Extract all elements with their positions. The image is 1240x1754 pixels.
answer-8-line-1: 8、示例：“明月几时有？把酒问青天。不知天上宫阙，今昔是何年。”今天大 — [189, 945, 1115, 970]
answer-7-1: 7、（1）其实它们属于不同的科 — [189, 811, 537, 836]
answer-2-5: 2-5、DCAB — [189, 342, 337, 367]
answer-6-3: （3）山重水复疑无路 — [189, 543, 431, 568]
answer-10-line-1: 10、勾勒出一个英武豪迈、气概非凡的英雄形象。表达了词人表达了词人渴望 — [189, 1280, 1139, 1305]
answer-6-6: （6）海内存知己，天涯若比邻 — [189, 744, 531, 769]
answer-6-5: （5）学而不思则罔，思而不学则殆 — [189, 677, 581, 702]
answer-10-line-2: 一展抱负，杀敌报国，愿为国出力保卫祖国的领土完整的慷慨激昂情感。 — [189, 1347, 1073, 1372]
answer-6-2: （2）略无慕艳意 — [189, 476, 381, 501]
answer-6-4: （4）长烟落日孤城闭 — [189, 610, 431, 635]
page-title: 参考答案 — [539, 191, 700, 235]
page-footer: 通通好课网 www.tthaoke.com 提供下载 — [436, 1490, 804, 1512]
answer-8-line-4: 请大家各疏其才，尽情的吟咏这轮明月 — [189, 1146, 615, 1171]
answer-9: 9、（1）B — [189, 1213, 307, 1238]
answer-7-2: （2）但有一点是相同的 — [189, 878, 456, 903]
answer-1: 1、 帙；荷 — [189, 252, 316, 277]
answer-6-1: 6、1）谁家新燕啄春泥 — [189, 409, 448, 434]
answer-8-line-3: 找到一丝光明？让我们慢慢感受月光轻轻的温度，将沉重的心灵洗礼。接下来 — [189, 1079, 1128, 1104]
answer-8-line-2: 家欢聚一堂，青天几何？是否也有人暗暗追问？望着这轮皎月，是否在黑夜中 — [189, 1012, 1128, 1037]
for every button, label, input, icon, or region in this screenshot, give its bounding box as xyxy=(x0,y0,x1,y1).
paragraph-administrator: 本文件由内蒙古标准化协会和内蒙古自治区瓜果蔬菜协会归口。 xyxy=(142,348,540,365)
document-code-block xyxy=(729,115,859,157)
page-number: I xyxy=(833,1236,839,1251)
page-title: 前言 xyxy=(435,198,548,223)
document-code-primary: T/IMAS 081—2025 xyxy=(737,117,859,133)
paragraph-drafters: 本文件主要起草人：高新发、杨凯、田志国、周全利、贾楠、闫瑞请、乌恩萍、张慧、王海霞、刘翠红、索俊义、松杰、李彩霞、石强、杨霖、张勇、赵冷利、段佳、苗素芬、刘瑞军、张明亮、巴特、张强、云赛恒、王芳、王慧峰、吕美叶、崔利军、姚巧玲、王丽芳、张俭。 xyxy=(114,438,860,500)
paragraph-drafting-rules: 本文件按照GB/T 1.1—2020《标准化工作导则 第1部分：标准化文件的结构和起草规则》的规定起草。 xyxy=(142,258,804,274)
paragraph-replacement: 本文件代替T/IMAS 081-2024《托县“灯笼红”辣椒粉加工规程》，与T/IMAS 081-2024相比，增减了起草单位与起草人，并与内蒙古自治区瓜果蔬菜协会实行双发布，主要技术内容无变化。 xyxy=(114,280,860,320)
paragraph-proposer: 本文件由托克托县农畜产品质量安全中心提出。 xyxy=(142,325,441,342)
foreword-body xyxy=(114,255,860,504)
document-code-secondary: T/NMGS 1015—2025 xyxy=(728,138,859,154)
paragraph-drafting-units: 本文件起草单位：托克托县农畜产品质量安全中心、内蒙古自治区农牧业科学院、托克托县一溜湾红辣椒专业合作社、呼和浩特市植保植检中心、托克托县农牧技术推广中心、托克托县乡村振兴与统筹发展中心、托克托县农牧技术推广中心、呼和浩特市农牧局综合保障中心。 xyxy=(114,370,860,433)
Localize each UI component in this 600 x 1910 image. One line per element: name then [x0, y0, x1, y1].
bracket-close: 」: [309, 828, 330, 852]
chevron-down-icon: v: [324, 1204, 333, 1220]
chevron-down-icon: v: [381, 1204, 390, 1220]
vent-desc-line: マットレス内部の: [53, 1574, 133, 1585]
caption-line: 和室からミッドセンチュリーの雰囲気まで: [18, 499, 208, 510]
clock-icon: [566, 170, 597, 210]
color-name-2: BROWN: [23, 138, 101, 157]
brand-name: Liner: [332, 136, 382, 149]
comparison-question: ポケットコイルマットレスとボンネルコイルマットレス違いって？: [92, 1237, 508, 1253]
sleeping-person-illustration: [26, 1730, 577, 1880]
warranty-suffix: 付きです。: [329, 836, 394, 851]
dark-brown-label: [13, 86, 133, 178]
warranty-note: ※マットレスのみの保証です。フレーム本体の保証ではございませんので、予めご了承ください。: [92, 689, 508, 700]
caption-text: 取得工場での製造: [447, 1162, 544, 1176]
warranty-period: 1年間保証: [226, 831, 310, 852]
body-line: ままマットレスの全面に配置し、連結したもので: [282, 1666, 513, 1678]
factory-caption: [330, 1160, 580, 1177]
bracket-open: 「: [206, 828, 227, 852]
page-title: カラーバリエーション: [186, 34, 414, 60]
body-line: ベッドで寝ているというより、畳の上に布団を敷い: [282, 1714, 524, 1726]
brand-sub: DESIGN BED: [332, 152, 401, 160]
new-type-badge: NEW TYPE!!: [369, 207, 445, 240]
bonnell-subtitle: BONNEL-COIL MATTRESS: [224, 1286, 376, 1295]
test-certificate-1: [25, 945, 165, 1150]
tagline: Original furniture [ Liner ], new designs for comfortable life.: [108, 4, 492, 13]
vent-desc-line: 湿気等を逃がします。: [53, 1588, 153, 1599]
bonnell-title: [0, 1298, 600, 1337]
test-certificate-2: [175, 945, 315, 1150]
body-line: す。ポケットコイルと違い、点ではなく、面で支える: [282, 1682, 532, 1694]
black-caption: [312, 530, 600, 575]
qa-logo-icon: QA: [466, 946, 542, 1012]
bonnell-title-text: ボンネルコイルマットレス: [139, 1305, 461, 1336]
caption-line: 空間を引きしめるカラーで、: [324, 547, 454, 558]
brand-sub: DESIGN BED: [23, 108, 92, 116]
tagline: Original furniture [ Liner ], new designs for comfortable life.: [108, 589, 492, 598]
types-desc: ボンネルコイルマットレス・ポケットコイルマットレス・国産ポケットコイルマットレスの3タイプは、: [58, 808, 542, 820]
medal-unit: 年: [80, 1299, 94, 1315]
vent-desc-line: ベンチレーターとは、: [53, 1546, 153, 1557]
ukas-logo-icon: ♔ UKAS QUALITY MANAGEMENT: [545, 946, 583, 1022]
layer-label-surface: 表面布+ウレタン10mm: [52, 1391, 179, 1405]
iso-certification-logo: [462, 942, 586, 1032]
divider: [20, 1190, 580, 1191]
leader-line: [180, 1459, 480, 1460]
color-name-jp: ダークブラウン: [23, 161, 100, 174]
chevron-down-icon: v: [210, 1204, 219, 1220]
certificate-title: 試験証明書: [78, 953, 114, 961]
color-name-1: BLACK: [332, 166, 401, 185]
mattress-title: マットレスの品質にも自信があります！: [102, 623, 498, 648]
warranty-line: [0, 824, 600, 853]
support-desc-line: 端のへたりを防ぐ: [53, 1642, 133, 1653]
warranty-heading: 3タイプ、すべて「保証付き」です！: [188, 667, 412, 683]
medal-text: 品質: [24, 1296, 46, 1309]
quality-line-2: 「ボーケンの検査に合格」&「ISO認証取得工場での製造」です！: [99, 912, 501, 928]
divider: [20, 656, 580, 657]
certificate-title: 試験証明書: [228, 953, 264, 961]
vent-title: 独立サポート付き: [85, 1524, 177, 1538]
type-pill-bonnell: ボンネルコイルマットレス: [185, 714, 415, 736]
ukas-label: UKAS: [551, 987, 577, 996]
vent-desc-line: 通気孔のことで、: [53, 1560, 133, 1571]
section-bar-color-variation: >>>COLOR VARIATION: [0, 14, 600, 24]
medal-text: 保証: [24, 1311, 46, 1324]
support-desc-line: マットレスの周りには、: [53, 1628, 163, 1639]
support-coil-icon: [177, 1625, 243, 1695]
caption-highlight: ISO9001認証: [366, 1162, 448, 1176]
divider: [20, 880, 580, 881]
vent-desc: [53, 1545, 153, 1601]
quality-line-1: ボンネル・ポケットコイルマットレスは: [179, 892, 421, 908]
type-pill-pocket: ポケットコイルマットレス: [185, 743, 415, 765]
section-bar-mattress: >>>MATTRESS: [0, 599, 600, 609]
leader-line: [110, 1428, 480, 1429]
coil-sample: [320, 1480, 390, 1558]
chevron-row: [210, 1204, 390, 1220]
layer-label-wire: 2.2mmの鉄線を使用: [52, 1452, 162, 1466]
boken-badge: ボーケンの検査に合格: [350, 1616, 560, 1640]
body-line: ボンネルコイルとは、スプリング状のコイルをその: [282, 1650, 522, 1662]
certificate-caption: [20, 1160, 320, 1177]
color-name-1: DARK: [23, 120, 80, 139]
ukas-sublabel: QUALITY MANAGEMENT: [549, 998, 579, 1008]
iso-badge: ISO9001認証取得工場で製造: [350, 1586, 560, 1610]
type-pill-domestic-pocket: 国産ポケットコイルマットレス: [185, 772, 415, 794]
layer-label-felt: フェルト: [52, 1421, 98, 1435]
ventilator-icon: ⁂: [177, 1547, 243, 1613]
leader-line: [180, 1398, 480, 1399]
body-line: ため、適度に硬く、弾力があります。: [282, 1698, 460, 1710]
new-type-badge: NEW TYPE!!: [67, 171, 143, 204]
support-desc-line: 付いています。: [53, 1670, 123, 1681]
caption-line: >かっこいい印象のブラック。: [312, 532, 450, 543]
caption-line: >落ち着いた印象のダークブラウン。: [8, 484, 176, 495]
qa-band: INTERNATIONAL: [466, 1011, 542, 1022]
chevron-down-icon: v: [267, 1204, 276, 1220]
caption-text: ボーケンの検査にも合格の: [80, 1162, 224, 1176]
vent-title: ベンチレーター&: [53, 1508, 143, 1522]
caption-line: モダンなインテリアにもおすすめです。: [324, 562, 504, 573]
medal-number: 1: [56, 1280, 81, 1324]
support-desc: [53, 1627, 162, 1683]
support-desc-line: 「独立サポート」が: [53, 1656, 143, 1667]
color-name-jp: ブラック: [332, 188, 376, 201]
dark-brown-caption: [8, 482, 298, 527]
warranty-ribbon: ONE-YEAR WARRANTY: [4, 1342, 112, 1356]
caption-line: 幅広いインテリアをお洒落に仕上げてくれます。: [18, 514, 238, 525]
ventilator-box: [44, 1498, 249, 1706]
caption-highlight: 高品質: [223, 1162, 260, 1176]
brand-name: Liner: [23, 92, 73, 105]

_TASK STATEMENT_
How many lines in the entries above contain the string "document"? Reply with only the number.

_RESULT_
3